## [The exercise]
Copy every line of the entries that includes the word "filter".

## [Records to process]
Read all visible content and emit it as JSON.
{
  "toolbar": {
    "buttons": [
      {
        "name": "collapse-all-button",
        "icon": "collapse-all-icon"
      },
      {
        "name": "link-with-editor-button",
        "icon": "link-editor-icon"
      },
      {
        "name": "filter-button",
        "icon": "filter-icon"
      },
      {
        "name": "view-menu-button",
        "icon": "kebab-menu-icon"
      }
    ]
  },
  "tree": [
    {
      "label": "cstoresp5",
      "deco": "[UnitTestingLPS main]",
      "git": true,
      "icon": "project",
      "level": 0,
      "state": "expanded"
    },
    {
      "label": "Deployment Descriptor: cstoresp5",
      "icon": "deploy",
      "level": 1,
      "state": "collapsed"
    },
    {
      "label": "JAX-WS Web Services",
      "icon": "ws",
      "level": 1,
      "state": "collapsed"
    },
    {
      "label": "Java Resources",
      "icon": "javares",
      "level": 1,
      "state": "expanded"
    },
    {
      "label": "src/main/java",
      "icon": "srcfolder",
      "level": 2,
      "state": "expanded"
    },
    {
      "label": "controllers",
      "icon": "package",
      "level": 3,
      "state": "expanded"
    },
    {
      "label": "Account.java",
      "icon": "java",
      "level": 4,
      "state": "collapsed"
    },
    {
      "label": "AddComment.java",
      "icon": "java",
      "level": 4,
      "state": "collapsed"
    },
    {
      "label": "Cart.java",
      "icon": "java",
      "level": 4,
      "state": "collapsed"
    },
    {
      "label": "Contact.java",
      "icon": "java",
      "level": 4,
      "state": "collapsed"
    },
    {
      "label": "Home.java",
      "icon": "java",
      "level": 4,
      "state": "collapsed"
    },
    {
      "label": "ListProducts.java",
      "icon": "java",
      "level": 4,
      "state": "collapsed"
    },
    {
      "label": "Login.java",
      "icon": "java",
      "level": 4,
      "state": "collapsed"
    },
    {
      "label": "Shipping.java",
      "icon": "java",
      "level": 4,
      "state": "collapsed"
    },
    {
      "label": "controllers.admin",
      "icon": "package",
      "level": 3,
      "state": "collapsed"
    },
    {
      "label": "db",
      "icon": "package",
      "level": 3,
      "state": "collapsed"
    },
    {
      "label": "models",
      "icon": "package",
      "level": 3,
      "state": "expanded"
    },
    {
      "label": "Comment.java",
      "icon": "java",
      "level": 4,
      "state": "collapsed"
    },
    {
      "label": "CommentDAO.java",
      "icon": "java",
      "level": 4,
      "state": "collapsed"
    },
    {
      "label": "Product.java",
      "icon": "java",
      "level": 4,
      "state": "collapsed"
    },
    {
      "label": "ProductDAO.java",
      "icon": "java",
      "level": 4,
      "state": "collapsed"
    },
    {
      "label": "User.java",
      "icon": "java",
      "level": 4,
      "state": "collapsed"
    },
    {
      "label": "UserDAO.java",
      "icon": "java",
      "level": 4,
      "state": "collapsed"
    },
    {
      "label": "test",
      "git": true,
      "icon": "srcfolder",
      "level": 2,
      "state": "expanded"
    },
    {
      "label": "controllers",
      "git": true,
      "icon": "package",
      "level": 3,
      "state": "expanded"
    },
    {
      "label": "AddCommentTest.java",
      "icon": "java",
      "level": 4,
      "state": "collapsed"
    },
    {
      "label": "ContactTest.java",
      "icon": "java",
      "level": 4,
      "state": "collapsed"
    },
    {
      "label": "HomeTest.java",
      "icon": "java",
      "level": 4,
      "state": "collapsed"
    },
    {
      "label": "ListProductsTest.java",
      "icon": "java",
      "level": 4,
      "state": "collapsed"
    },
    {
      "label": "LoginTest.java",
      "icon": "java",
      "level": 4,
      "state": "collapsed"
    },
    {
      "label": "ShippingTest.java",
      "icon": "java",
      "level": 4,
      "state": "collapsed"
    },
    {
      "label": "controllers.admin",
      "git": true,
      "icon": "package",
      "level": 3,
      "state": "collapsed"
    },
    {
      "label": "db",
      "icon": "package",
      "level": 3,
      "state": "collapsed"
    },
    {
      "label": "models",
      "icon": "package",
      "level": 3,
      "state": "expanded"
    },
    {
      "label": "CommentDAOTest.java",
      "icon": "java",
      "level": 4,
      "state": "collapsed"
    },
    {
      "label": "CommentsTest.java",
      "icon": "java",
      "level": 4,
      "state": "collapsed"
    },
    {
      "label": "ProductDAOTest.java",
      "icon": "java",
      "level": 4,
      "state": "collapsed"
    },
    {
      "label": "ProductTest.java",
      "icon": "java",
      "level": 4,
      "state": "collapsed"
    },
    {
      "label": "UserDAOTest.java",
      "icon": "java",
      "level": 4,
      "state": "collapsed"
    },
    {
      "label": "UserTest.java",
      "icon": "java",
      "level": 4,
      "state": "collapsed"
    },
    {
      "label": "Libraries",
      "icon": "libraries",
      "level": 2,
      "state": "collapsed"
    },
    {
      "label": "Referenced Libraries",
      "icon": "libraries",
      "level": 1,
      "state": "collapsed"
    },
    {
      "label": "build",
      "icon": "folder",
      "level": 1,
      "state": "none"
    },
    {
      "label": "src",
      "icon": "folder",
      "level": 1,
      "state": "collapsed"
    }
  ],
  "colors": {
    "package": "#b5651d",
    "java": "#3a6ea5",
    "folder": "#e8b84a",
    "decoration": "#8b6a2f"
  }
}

## [Answer for this exercise]
        "name": "filter-button",
        "icon": "filter-icon"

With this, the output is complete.